= WHAT IS NEEDED =
Every line in the entries that holds "Smoking" should be identified and copied.

= RECORDS PROVIDED =
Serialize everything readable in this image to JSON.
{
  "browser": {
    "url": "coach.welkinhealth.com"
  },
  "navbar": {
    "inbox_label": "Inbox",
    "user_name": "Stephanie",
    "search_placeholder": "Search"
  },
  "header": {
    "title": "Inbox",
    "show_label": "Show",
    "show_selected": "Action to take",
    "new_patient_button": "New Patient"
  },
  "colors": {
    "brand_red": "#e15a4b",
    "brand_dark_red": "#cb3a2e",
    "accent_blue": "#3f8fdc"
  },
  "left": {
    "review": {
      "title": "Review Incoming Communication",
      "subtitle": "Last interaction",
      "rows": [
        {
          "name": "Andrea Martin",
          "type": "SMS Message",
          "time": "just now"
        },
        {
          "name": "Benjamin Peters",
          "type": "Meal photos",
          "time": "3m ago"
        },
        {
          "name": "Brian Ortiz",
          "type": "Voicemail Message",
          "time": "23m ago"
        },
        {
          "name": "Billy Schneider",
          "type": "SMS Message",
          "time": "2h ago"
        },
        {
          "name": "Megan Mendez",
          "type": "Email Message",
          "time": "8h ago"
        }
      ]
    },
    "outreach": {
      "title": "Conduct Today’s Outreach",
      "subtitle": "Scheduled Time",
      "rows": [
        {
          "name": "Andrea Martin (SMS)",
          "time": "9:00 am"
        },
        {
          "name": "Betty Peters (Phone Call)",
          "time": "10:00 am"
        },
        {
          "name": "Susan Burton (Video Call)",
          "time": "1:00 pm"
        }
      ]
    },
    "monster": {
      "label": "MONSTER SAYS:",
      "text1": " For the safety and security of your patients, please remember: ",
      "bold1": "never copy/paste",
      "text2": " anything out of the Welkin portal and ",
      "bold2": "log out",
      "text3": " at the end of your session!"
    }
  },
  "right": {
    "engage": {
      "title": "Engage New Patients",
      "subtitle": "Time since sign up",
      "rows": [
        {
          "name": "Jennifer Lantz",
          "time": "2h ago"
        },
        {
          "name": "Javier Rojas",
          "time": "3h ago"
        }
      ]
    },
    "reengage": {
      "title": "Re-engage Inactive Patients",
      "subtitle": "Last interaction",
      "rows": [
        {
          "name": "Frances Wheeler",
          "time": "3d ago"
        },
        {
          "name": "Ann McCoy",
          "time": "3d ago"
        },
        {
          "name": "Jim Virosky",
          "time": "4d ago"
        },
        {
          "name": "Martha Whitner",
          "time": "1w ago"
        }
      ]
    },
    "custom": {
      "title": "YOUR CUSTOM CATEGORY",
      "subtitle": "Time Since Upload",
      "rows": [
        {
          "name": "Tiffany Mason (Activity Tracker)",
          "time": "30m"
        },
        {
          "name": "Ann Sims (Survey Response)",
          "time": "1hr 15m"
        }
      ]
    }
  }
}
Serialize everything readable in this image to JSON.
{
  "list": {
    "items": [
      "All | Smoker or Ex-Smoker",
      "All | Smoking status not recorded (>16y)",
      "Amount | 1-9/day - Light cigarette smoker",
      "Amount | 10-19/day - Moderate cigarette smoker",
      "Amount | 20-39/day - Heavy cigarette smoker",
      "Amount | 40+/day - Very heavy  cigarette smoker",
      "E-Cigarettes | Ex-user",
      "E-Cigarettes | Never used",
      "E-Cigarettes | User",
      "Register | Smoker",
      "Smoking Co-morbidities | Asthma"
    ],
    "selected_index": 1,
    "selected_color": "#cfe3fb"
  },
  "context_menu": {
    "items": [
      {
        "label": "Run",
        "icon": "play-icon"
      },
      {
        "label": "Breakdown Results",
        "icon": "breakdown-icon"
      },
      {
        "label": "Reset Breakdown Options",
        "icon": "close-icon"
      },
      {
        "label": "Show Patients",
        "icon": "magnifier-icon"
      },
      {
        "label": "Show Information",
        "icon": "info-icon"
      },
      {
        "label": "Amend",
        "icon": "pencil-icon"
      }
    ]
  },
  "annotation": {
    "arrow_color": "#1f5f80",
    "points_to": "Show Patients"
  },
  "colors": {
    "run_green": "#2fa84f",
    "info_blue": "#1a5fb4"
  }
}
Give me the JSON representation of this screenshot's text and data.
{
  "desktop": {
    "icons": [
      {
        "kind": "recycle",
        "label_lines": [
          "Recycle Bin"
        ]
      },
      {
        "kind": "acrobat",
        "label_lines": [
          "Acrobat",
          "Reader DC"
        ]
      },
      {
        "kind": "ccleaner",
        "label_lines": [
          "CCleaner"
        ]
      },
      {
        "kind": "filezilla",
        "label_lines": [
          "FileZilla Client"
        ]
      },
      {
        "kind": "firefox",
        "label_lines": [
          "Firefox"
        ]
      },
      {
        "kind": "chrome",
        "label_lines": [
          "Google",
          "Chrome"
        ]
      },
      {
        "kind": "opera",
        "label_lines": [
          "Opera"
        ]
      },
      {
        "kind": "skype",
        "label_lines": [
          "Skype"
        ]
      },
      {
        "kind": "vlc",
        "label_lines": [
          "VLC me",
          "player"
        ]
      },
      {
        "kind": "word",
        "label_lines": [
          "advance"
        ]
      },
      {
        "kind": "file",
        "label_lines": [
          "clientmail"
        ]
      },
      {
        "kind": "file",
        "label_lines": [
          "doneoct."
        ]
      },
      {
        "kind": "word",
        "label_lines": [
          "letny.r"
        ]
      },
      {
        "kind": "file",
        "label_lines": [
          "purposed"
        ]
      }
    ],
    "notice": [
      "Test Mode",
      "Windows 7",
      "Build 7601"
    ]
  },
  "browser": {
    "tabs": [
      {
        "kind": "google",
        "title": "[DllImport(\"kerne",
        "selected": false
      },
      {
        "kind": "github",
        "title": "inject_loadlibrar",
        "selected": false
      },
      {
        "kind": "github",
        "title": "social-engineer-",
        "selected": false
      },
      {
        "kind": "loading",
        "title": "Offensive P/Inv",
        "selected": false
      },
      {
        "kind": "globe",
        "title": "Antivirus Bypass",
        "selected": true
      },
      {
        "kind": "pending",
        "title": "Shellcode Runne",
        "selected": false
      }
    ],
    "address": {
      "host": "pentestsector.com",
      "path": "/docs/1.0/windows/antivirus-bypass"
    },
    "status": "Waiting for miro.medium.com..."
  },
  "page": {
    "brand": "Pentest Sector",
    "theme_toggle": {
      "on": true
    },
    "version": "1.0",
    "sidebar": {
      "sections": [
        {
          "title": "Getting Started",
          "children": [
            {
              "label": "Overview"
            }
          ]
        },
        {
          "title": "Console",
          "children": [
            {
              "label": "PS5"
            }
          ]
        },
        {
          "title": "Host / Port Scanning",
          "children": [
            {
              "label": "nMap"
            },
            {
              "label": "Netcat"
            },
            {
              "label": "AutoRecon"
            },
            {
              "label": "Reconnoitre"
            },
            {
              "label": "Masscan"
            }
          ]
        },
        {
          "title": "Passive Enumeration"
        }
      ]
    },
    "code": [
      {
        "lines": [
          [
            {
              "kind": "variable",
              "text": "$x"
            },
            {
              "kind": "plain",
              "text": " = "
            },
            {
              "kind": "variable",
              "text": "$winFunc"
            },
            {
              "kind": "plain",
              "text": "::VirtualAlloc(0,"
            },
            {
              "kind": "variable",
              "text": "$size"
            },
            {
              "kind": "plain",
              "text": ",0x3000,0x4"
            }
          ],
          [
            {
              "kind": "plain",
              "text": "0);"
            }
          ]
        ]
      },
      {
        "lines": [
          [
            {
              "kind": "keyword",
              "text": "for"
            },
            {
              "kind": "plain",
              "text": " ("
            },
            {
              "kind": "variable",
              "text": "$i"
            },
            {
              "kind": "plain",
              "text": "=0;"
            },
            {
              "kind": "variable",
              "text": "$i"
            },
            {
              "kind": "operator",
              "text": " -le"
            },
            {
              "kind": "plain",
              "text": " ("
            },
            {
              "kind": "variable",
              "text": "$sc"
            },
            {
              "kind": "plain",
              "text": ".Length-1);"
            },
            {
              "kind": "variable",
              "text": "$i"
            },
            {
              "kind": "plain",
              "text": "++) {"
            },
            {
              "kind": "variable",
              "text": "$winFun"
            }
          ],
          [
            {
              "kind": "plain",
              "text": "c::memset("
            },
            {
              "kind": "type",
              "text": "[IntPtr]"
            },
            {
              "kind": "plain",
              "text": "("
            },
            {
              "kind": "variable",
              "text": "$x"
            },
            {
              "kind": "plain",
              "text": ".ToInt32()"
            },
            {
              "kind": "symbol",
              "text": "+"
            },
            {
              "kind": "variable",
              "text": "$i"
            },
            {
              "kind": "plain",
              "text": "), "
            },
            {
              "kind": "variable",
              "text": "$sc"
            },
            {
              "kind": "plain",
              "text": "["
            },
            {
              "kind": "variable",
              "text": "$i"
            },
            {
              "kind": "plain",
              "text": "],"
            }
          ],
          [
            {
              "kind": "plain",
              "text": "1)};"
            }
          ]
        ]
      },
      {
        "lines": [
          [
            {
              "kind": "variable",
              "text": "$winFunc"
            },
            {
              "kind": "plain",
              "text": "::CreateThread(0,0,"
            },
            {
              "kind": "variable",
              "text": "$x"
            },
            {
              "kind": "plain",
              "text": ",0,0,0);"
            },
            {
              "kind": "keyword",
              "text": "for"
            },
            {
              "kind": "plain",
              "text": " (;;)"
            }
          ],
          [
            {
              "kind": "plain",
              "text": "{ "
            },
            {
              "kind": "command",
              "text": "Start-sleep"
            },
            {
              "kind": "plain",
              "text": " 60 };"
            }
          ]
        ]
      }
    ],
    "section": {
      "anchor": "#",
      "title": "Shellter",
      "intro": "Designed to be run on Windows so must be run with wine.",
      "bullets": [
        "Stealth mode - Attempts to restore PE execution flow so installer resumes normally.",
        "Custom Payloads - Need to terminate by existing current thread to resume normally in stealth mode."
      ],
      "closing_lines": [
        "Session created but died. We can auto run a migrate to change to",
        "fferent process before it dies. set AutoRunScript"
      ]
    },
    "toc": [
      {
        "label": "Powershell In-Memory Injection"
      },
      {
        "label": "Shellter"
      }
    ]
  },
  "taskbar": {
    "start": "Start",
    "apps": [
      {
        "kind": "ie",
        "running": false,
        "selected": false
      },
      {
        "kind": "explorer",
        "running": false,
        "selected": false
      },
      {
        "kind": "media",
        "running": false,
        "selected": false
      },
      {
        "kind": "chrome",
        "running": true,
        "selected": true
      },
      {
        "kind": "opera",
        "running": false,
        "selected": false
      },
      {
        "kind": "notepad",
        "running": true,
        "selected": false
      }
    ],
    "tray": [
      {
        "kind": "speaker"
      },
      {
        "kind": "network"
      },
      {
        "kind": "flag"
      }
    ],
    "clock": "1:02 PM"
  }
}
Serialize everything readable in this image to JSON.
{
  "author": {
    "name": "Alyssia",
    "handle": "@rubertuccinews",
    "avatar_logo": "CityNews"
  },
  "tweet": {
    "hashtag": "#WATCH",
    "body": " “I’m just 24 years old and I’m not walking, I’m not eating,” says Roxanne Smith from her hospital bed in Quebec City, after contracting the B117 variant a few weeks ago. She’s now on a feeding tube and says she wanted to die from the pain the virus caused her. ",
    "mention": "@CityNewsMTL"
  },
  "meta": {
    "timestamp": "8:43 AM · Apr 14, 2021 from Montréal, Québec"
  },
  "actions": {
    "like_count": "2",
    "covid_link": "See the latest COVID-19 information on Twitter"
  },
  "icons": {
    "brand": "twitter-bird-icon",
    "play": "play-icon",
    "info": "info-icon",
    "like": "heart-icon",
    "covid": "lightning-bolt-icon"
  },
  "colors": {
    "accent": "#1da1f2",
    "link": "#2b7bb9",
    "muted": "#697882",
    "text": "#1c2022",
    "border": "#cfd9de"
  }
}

= EXERCISE OUTPUT =
      "All | Smoking status not recorded (>16y)",
      "Smoking Co-morbidities | Asthma"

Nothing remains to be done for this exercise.